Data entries
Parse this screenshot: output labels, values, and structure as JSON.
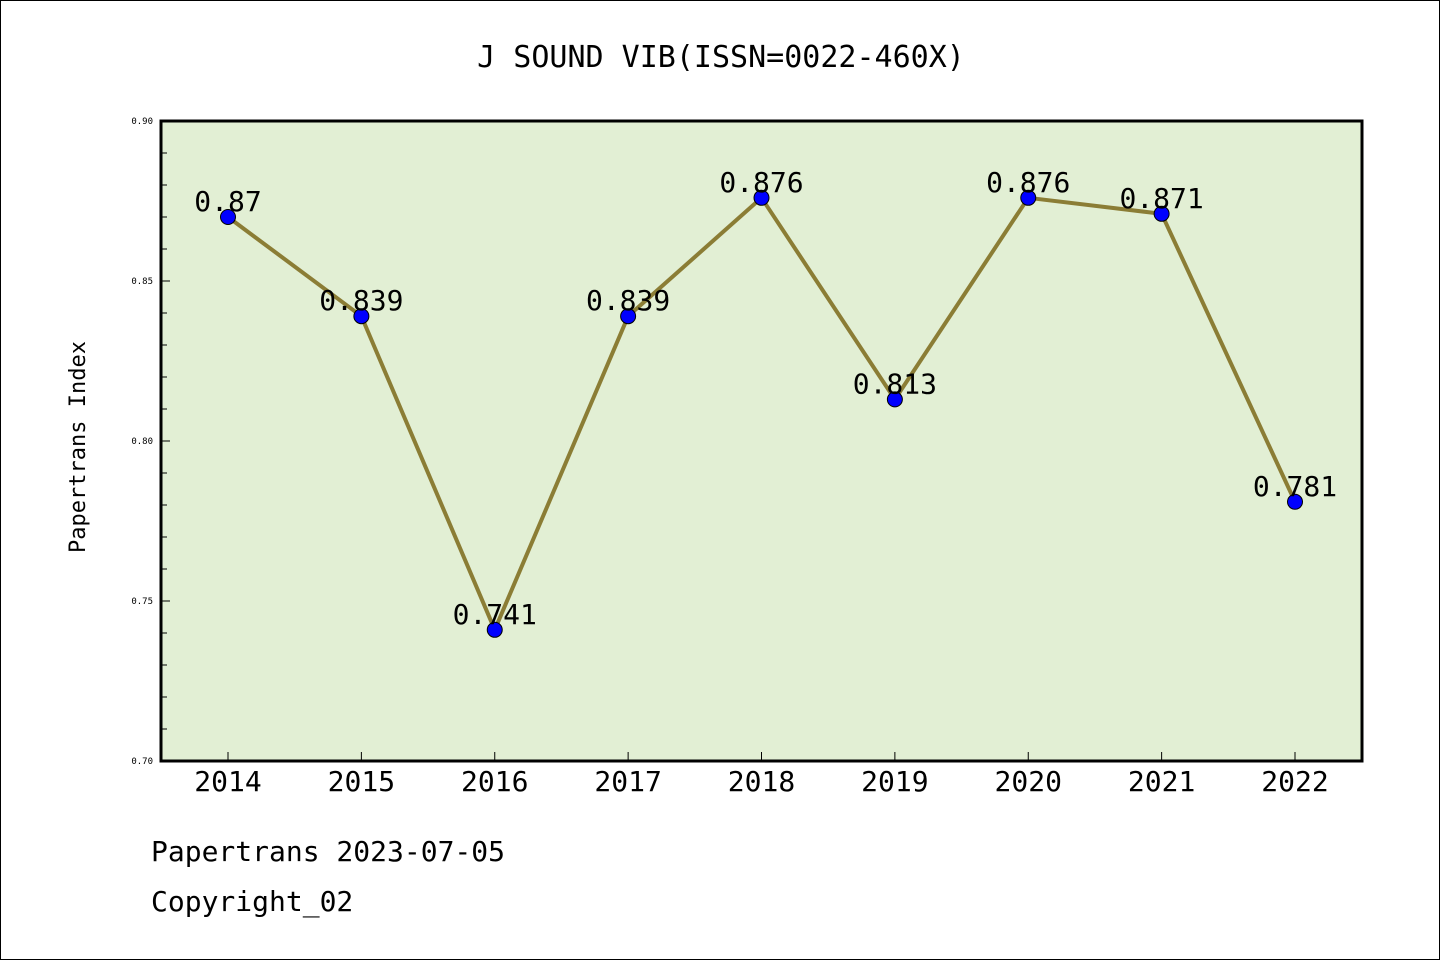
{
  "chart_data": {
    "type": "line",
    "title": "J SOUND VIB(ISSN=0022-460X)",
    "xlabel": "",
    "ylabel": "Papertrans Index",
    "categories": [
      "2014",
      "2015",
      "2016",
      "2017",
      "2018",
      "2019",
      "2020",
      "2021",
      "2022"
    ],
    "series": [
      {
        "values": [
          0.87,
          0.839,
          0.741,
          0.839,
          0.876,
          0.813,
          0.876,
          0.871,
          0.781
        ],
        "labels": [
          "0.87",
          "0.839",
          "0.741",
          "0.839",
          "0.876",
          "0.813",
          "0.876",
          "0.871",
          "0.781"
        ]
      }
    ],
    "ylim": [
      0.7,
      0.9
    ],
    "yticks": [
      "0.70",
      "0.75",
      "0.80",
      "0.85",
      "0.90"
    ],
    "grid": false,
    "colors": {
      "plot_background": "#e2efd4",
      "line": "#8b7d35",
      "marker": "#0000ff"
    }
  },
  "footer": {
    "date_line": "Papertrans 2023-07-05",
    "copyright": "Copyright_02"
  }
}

[Directive]
Using the material above, gather every line that includes "labels".

[Solution to this exercise]
Parse this screenshot: output labels, values, and structure as JSON.
        "labels": [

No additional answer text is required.